● TASK STATEMENT:
Reproduce all of the records exactly.

------ RECORDS SHOWN ------

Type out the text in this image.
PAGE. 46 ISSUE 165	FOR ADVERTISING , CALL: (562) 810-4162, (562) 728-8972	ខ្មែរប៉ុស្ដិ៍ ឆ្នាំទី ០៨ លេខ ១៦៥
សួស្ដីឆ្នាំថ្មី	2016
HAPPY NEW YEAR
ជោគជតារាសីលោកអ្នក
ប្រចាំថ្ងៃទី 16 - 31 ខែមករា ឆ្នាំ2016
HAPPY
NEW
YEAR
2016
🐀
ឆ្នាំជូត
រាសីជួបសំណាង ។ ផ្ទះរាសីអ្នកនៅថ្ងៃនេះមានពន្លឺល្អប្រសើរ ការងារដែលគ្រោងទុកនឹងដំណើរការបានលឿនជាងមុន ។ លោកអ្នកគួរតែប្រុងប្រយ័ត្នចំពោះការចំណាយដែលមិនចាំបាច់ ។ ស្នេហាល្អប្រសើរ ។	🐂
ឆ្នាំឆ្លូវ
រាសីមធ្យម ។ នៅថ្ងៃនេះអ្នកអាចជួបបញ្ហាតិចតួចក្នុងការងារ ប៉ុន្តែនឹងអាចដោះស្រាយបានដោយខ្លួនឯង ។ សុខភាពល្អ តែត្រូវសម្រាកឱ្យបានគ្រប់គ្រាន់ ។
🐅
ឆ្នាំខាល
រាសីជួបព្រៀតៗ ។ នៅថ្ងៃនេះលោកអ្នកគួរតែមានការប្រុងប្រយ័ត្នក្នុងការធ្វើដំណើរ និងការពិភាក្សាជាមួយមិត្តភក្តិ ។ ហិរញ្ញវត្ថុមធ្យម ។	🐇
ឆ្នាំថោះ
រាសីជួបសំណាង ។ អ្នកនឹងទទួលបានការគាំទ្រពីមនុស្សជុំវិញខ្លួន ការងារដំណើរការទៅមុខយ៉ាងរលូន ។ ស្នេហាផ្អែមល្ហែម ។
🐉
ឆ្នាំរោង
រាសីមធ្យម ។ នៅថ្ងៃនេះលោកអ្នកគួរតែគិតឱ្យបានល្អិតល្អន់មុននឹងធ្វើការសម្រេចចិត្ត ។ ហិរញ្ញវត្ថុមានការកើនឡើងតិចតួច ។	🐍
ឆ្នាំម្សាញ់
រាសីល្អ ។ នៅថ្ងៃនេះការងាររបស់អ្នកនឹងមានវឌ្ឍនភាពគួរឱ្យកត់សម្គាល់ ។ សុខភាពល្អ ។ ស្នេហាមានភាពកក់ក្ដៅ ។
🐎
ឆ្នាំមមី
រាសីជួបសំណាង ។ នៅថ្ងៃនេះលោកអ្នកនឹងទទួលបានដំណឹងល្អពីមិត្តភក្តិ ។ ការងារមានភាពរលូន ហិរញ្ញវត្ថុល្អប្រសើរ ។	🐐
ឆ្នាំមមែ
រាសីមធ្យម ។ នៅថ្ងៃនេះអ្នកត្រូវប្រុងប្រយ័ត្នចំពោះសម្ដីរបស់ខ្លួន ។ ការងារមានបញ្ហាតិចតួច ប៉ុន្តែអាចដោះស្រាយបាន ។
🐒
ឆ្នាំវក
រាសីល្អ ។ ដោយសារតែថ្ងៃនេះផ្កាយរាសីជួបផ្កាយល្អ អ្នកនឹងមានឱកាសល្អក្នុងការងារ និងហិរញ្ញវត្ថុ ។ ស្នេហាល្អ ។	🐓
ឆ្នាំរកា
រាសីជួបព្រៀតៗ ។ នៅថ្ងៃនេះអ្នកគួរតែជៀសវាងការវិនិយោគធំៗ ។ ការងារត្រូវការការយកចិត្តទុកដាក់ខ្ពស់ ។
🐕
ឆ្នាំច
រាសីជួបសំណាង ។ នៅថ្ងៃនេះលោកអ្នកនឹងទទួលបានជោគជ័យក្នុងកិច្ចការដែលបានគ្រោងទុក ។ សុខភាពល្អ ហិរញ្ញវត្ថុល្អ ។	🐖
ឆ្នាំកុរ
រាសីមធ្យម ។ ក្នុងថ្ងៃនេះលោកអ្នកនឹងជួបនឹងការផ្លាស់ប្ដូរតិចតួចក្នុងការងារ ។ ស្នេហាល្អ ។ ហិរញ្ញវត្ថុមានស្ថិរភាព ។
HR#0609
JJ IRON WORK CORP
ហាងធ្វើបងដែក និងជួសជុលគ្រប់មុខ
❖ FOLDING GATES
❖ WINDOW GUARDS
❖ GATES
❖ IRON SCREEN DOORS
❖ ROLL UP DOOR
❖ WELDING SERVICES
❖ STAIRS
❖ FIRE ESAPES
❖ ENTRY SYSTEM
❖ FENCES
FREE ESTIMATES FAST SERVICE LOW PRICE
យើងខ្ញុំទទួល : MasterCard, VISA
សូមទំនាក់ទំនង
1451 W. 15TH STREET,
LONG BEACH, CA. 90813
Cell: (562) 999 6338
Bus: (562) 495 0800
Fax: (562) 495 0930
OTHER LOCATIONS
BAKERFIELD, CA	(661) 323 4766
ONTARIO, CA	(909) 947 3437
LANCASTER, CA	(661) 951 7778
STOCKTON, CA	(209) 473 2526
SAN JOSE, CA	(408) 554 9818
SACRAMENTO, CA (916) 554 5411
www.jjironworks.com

------

● COMPLETED EXERCISE:
Type out the text in this image.
PAGE. 46 ISSUE 165	FOR ADVERTISING , CALL: (562) 810-4162, (562) 728-8972	ខ្មែរប៉ុស្ដិ៍ ឆ្នាំទី ០៨ លេខ ១៦៥
សួស្ដីឆ្នាំថ្មី	2016
HAPPY NEW YEAR
ជោគជតារាសីលោកអ្នក
ប្រចាំថ្ងៃទី 16 - 31 ខែមករា ឆ្នាំ2016
HAPPY
NEW
YEAR
2016
🐀
ឆ្នាំជូត
រាសីជួបសំណាង ។ ផ្ទះរាសីអ្នកនៅថ្ងៃនេះមានពន្លឺល្អប្រសើរ ការងារដែលគ្រោងទុកនឹងដំណើរការបានលឿនជាងមុន ។ លោកអ្នកគួរតែប្រុងប្រយ័ត្នចំពោះការចំណាយដែលមិនចាំបាច់ ។ ស្នេហាល្អប្រសើរ ។	🐂
ឆ្នាំឆ្លូវ
រាសីមធ្យម ។ នៅថ្ងៃនេះអ្នកអាចជួបបញ្ហាតិចតួចក្នុងការងារ ប៉ុន្តែនឹងអាចដោះស្រាយបានដោយខ្លួនឯង ។ សុខភាពល្អ តែត្រូវសម្រាកឱ្យបានគ្រប់គ្រាន់ ។
🐅
ឆ្នាំខាល
រាសីជួបព្រៀតៗ ។ នៅថ្ងៃនេះលោកអ្នកគួរតែមានការប្រុងប្រយ័ត្នក្នុងការធ្វើដំណើរ និងការពិភាក្សាជាមួយមិត្តភក្តិ ។ ហិរញ្ញវត្ថុមធ្យម ។	🐇
ឆ្នាំថោះ
រាសីជួបសំណាង ។ អ្នកនឹងទទួលបានការគាំទ្រពីមនុស្សជុំវិញខ្លួន ការងារដំណើរការទៅមុខយ៉ាងរលូន ។ ស្នេហាផ្អែមល្ហែម ។
🐉
ឆ្នាំរោង
រាសីមធ្យម ។ នៅថ្ងៃនេះលោកអ្នកគួរតែគិតឱ្យបានល្អិតល្អន់មុននឹងធ្វើការសម្រេចចិត្ត ។ ហិរញ្ញវត្ថុមានការកើនឡើងតិចតួច ។	🐍
ឆ្នាំម្សាញ់
រាសីល្អ ។ នៅថ្ងៃនេះការងាររបស់អ្នកនឹងមានវឌ្ឍនភាពគួរឱ្យកត់សម្គាល់ ។ សុខភាពល្អ ។ ស្នេហាមានភាពកក់ក្ដៅ ។
🐎
ឆ្នាំមមី
រាសីជួបសំណាង ។ នៅថ្ងៃនេះលោកអ្នកនឹងទទួលបានដំណឹងល្អពីមិត្តភក្តិ ។ ការងារមានភាពរលូន ហិរញ្ញវត្ថុល្អប្រសើរ ។	🐐
ឆ្នាំមមែ
រាសីមធ្យម ។ នៅថ្ងៃនេះអ្នកត្រូវប្រុងប្រយ័ត្នចំពោះសម្ដីរបស់ខ្លួន ។ ការងារមានបញ្ហាតិចតួច ប៉ុន្តែអាចដោះស្រាយបាន ។
🐒
ឆ្នាំវក
រាសីល្អ ។ ដោយសារតែថ្ងៃនេះផ្កាយរាសីជួបផ្កាយល្អ អ្នកនឹងមានឱកាសល្អក្នុងការងារ និងហិរញ្ញវត្ថុ ។ ស្នេហាល្អ ។	🐓
ឆ្នាំរកា
រាសីជួបព្រៀតៗ ។ នៅថ្ងៃនេះអ្នកគួរតែជៀសវាងការវិនិយោគធំៗ ។ ការងារត្រូវការការយកចិត្តទុកដាក់ខ្ពស់ ។
🐕
ឆ្នាំច
រាសីជួបសំណាង ។ នៅថ្ងៃនេះលោកអ្នកនឹងទទួលបានជោគជ័យក្នុងកិច្ចការដែលបានគ្រោងទុក ។ សុខភាពល្អ ហិរញ្ញវត្ថុល្អ ។	🐖
ឆ្នាំកុរ
រាសីមធ្យម ។ ក្នុងថ្ងៃនេះលោកអ្នកនឹងជួបនឹងការផ្លាស់ប្ដូរតិចតួចក្នុងការងារ ។ ស្នេហាល្អ ។ ហិរញ្ញវត្ថុមានស្ថិរភាព ។
HR#0609
JJ IRON WORK CORP
ហាងធ្វើបងដែក និងជួសជុលគ្រប់មុខ
❖ FOLDING GATES
❖ WINDOW GUARDS
❖ GATES
❖ IRON SCREEN DOORS
❖ ROLL UP DOOR
❖ WELDING SERVICES
❖ STAIRS
❖ FIRE ESAPES
❖ ENTRY SYSTEM
❖ FENCES
FREE ESTIMATES FAST SERVICE LOW PRICE
យើងខ្ញុំទទួល : MasterCard, VISA
សូមទំនាក់ទំនង
1451 W. 15TH STREET,
LONG BEACH, CA. 90813
Cell: (562) 999 6338
Bus: (562) 495 0800
Fax: (562) 495 0930
OTHER LOCATIONS
BAKERFIELD, CA	(661) 323 4766
ONTARIO, CA	(909) 947 3437
LANCASTER, CA	(661) 951 7778
STOCKTON, CA	(209) 473 2526
SAN JOSE, CA	(408) 554 9818
SACRAMENTO, CA (916) 554 5411
www.jjironworks.com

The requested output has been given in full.